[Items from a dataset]
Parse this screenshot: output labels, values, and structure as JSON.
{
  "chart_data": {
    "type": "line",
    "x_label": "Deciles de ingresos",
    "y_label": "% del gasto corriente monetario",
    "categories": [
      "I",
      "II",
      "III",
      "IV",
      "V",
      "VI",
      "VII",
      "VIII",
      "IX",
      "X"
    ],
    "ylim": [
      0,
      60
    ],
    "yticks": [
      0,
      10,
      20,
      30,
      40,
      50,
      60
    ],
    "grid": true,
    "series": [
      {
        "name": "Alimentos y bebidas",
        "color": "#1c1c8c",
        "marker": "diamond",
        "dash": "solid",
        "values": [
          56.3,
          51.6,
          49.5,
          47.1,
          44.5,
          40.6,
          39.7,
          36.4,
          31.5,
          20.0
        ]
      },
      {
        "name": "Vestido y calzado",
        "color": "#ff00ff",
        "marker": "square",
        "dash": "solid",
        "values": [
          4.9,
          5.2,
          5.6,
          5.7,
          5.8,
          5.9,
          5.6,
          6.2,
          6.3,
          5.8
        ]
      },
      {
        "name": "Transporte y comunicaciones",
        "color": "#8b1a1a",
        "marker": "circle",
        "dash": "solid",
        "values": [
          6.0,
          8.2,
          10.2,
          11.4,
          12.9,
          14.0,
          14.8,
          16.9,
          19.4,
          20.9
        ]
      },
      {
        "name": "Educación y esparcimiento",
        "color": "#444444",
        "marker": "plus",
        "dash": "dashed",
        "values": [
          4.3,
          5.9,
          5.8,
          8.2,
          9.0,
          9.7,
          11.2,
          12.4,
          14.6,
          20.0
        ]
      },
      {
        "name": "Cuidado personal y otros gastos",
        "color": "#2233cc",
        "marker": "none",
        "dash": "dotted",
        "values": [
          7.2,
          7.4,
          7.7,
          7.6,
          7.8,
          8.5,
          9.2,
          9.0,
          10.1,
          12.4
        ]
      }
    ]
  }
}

* _AIM_
Every record shown above must be echoed exactly.

* _EXPECTED OUTPUT_
Parse this screenshot: output labels, values, and structure as JSON.
{
  "chart_data": {
    "type": "line",
    "x_label": "Deciles de ingresos",
    "y_label": "% del gasto corriente monetario",
    "categories": [
      "I",
      "II",
      "III",
      "IV",
      "V",
      "VI",
      "VII",
      "VIII",
      "IX",
      "X"
    ],
    "ylim": [
      0,
      60
    ],
    "yticks": [
      0,
      10,
      20,
      30,
      40,
      50,
      60
    ],
    "grid": true,
    "series": [
      {
        "name": "Alimentos y bebidas",
        "color": "#1c1c8c",
        "marker": "diamond",
        "dash": "solid",
        "values": [
          56.3,
          51.6,
          49.5,
          47.1,
          44.5,
          40.6,
          39.7,
          36.4,
          31.5,
          20.0
        ]
      },
      {
        "name": "Vestido y calzado",
        "color": "#ff00ff",
        "marker": "square",
        "dash": "solid",
        "values": [
          4.9,
          5.2,
          5.6,
          5.7,
          5.8,
          5.9,
          5.6,
          6.2,
          6.3,
          5.8
        ]
      },
      {
        "name": "Transporte y comunicaciones",
        "color": "#8b1a1a",
        "marker": "circle",
        "dash": "solid",
        "values": [
          6.0,
          8.2,
          10.2,
          11.4,
          12.9,
          14.0,
          14.8,
          16.9,
          19.4,
          20.9
        ]
      },
      {
        "name": "Educación y esparcimiento",
        "color": "#444444",
        "marker": "plus",
        "dash": "dashed",
        "values": [
          4.3,
          5.9,
          5.8,
          8.2,
          9.0,
          9.7,
          11.2,
          12.4,
          14.6,
          20.0
        ]
      },
      {
        "name": "Cuidado personal y otros gastos",
        "color": "#2233cc",
        "marker": "none",
        "dash": "dotted",
        "values": [
          7.2,
          7.4,
          7.7,
          7.6,
          7.8,
          8.5,
          9.2,
          9.0,
          10.1,
          12.4
        ]
      }
    ]
  }
}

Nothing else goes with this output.